## WHAT YOU ARE ASKED TO DO
Print the rows word for word, starting at the first row and ending at the row containing "1018, 830, 1045]", with both of those rows included.

## SOURCE MATERIAL
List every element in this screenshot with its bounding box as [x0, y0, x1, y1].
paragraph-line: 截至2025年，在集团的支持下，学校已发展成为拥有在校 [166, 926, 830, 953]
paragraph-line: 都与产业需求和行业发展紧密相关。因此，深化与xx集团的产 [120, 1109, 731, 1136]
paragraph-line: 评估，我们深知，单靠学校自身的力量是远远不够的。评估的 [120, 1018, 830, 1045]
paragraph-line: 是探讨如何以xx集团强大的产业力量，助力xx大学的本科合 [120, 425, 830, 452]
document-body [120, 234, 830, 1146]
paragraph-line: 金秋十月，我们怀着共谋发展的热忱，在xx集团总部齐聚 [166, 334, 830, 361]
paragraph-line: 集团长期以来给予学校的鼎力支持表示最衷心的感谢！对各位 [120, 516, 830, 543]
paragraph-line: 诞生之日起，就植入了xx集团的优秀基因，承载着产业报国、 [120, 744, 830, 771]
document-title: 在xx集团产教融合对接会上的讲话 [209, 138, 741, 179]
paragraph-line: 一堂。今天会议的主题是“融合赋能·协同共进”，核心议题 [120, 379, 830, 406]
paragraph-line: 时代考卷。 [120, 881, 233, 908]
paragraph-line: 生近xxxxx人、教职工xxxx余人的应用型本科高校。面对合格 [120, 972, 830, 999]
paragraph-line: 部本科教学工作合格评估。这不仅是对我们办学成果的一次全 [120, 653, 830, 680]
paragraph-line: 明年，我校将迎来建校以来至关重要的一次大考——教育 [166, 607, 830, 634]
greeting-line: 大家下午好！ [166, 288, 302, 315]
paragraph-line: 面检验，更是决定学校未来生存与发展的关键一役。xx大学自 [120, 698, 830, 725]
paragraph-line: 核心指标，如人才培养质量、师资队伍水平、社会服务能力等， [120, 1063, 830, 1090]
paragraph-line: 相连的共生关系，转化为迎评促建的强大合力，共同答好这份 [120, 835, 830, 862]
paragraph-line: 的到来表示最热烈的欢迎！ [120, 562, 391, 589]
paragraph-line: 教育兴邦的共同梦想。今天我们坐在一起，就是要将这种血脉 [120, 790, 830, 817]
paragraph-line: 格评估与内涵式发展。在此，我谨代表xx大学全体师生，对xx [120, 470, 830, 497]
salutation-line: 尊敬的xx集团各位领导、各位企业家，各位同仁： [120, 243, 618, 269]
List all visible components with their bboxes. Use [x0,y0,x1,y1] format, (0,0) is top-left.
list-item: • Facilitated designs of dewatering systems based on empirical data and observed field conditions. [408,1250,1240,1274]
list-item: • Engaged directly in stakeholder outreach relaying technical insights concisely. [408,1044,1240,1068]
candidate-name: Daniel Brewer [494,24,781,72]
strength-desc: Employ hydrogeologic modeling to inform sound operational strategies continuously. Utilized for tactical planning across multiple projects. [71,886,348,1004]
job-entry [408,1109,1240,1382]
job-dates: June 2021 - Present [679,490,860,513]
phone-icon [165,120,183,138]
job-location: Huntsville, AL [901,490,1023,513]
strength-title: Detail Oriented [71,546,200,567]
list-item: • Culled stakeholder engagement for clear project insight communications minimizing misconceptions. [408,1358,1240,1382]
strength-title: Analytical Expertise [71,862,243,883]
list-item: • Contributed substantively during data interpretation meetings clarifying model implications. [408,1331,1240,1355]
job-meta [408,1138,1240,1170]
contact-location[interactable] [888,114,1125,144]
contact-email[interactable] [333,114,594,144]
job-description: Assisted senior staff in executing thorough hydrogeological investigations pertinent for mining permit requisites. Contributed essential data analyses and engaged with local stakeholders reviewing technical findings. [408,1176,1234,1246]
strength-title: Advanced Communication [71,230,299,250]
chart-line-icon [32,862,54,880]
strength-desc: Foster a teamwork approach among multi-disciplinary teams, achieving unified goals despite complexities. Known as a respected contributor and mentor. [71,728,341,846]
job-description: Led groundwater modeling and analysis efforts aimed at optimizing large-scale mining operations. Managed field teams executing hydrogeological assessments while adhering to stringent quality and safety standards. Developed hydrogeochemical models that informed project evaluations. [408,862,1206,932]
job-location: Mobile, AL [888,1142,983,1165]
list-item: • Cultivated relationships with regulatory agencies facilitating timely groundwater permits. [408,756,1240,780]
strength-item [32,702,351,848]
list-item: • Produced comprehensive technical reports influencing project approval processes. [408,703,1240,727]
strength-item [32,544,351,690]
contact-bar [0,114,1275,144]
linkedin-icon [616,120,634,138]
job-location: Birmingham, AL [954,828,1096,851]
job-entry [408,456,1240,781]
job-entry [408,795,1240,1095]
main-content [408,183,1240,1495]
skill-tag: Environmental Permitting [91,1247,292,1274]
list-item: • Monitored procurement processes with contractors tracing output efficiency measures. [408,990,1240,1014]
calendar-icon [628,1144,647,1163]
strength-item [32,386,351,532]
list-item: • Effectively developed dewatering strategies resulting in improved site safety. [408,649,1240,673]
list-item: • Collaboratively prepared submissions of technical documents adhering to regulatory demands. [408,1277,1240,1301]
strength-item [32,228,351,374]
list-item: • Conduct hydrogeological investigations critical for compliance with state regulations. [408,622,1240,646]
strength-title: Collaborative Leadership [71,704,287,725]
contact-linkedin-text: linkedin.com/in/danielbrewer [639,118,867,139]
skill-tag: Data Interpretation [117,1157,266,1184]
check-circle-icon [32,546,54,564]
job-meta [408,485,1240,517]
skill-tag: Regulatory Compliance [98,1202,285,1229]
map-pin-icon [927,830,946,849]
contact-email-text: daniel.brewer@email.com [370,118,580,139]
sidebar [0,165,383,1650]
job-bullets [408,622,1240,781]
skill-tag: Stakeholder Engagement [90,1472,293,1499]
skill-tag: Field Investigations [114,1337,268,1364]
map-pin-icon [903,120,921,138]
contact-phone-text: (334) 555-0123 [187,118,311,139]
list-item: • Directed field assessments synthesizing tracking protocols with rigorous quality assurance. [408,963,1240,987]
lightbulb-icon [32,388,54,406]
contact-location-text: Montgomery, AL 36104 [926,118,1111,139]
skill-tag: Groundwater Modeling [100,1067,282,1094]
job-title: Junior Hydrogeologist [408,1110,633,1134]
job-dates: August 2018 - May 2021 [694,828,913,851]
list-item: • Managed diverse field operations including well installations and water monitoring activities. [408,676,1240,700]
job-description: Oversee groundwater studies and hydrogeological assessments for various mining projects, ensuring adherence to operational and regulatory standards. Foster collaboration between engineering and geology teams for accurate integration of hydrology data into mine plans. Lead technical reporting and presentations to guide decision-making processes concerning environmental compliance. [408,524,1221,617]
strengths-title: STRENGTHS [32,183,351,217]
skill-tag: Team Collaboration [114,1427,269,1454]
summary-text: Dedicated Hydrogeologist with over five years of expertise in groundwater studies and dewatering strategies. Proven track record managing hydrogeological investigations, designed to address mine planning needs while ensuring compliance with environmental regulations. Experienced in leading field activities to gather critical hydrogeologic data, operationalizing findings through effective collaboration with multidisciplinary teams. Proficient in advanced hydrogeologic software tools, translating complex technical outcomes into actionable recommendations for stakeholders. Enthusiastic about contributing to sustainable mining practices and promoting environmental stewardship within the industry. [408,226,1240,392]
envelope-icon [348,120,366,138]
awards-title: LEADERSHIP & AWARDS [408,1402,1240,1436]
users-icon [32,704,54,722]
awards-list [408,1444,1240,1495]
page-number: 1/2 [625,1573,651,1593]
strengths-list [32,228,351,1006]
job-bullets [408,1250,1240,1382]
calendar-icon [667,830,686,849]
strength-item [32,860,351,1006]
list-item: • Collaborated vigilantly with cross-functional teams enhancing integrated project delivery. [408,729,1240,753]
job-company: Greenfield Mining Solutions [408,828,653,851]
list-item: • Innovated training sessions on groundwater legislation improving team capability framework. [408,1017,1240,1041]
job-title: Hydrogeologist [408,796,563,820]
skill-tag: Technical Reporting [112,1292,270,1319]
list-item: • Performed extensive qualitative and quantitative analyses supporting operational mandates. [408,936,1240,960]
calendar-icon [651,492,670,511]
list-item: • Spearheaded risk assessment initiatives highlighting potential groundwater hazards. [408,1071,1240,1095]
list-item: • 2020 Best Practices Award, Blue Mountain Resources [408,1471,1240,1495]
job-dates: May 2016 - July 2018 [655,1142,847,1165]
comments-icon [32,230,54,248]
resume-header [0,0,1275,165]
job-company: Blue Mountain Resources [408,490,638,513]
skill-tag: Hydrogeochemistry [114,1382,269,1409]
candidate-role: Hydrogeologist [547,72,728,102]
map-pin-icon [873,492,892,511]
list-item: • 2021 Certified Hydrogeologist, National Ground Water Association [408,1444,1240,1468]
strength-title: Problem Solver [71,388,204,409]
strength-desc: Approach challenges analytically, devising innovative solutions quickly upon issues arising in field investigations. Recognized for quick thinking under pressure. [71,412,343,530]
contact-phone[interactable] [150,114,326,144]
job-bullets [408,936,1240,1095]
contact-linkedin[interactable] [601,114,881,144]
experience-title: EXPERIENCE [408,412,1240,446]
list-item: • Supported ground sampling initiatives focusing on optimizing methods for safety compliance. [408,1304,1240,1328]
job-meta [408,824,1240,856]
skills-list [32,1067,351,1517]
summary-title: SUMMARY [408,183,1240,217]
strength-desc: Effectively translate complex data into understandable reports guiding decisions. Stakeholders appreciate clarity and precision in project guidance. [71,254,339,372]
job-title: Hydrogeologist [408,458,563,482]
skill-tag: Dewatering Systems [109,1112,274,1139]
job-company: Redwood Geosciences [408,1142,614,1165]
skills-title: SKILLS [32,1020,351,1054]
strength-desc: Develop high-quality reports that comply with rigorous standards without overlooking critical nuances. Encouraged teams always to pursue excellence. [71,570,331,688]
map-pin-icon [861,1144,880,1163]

## EXPECTED ANSWER
List every element in this screenshot with its bounding box as [x0, y0, x1, y1].
paragraph-line: 截至2025年，在集团的支持下，学校已发展成为拥有在校 [166, 926, 830, 953]
paragraph-line: 都与产业需求和行业发展紧密相关。因此，深化与xx集团的产 [120, 1109, 731, 1136]
paragraph-line: 评估，我们深知，单靠学校自身的力量是远远不够的。评估的 [120, 1018, 830, 1045]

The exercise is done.